### DATA FOR THIS TASK
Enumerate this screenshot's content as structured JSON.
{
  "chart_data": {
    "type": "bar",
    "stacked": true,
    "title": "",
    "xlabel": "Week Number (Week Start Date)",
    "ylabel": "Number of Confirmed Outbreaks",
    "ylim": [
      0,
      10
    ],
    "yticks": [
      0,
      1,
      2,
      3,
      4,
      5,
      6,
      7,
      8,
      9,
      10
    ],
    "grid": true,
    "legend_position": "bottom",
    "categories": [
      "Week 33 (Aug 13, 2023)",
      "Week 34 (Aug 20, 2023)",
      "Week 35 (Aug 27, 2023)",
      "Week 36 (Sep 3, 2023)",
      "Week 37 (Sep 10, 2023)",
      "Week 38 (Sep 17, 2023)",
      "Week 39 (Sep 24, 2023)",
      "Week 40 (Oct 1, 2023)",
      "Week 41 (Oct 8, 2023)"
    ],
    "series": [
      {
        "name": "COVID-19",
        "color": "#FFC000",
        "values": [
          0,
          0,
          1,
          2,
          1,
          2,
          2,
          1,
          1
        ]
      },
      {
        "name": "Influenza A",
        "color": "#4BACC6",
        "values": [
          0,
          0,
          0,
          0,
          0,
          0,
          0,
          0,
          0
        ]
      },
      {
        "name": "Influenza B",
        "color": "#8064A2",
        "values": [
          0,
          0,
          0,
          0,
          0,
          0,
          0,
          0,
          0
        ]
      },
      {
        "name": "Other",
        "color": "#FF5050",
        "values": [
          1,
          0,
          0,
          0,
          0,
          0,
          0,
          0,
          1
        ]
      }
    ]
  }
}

### WHAT THE TASK REQUIRES
Reproduce the material exactly, with every line intact.

### RESULT
Enumerate this screenshot's content as structured JSON.
{
  "chart_data": {
    "type": "bar",
    "stacked": true,
    "title": "",
    "xlabel": "Week Number (Week Start Date)",
    "ylabel": "Number of Confirmed Outbreaks",
    "ylim": [
      0,
      10
    ],
    "yticks": [
      0,
      1,
      2,
      3,
      4,
      5,
      6,
      7,
      8,
      9,
      10
    ],
    "grid": true,
    "legend_position": "bottom",
    "categories": [
      "Week 33 (Aug 13, 2023)",
      "Week 34 (Aug 20, 2023)",
      "Week 35 (Aug 27, 2023)",
      "Week 36 (Sep 3, 2023)",
      "Week 37 (Sep 10, 2023)",
      "Week 38 (Sep 17, 2023)",
      "Week 39 (Sep 24, 2023)",
      "Week 40 (Oct 1, 2023)",
      "Week 41 (Oct 8, 2023)"
    ],
    "series": [
      {
        "name": "COVID-19",
        "color": "#FFC000",
        "values": [
          0,
          0,
          1,
          2,
          1,
          2,
          2,
          1,
          1
        ]
      },
      {
        "name": "Influenza A",
        "color": "#4BACC6",
        "values": [
          0,
          0,
          0,
          0,
          0,
          0,
          0,
          0,
          0
        ]
      },
      {
        "name": "Influenza B",
        "color": "#8064A2",
        "values": [
          0,
          0,
          0,
          0,
          0,
          0,
          0,
          0,
          0
        ]
      },
      {
        "name": "Other",
        "color": "#FF5050",
        "values": [
          1,
          0,
          0,
          0,
          0,
          0,
          0,
          0,
          1
        ]
      }
    ]
  }
}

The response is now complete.